**Given data:**
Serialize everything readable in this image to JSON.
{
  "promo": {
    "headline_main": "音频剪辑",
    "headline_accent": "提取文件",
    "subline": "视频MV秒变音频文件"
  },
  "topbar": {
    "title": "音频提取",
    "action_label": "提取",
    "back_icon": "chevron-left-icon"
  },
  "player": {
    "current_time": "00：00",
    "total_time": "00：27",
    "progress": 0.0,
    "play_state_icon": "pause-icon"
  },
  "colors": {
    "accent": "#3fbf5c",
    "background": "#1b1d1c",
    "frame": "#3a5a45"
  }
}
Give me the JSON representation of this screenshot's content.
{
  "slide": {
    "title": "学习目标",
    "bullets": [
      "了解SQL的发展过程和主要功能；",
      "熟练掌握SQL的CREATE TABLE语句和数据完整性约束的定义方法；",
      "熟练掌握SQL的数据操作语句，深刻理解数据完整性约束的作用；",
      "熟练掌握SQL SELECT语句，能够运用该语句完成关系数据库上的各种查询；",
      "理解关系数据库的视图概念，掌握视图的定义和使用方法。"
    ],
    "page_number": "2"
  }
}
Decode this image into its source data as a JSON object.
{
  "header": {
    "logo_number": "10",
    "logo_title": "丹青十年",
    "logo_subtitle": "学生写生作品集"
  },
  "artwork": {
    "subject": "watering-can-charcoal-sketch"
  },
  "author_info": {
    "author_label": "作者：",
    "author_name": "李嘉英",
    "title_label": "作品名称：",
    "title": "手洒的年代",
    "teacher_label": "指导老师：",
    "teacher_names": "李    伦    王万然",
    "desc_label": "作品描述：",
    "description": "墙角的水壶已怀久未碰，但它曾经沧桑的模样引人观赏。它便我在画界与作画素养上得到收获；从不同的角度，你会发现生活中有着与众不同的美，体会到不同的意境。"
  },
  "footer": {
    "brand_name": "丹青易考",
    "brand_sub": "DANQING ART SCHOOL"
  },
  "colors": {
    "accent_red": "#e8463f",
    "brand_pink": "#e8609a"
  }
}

**What is expected:**
Extract every line above exactly as it stands.

**Response below:**
Serialize everything readable in this image to JSON.
{
  "promo": {
    "headline_main": "音频剪辑",
    "headline_accent": "提取文件",
    "subline": "视频MV秒变音频文件"
  },
  "topbar": {
    "title": "音频提取",
    "action_label": "提取",
    "back_icon": "chevron-left-icon"
  },
  "player": {
    "current_time": "00：00",
    "total_time": "00：27",
    "progress": 0.0,
    "play_state_icon": "pause-icon"
  },
  "colors": {
    "accent": "#3fbf5c",
    "background": "#1b1d1c",
    "frame": "#3a5a45"
  }
}
Give me the JSON representation of this screenshot's content.
{
  "slide": {
    "title": "学习目标",
    "bullets": [
      "了解SQL的发展过程和主要功能；",
      "熟练掌握SQL的CREATE TABLE语句和数据完整性约束的定义方法；",
      "熟练掌握SQL的数据操作语句，深刻理解数据完整性约束的作用；",
      "熟练掌握SQL SELECT语句，能够运用该语句完成关系数据库上的各种查询；",
      "理解关系数据库的视图概念，掌握视图的定义和使用方法。"
    ],
    "page_number": "2"
  }
}
Decode this image into its source data as a JSON object.
{
  "header": {
    "logo_number": "10",
    "logo_title": "丹青十年",
    "logo_subtitle": "学生写生作品集"
  },
  "artwork": {
    "subject": "watering-can-charcoal-sketch"
  },
  "author_info": {
    "author_label": "作者：",
    "author_name": "李嘉英",
    "title_label": "作品名称：",
    "title": "手洒的年代",
    "teacher_label": "指导老师：",
    "teacher_names": "李    伦    王万然",
    "desc_label": "作品描述：",
    "description": "墙角的水壶已怀久未碰，但它曾经沧桑的模样引人观赏。它便我在画界与作画素养上得到收获；从不同的角度，你会发现生活中有着与众不同的美，体会到不同的意境。"
  },
  "footer": {
    "brand_name": "丹青易考",
    "brand_sub": "DANQING ART SCHOOL"
  },
  "colors": {
    "accent_red": "#e8463f",
    "brand_pink": "#e8609a"
  }
}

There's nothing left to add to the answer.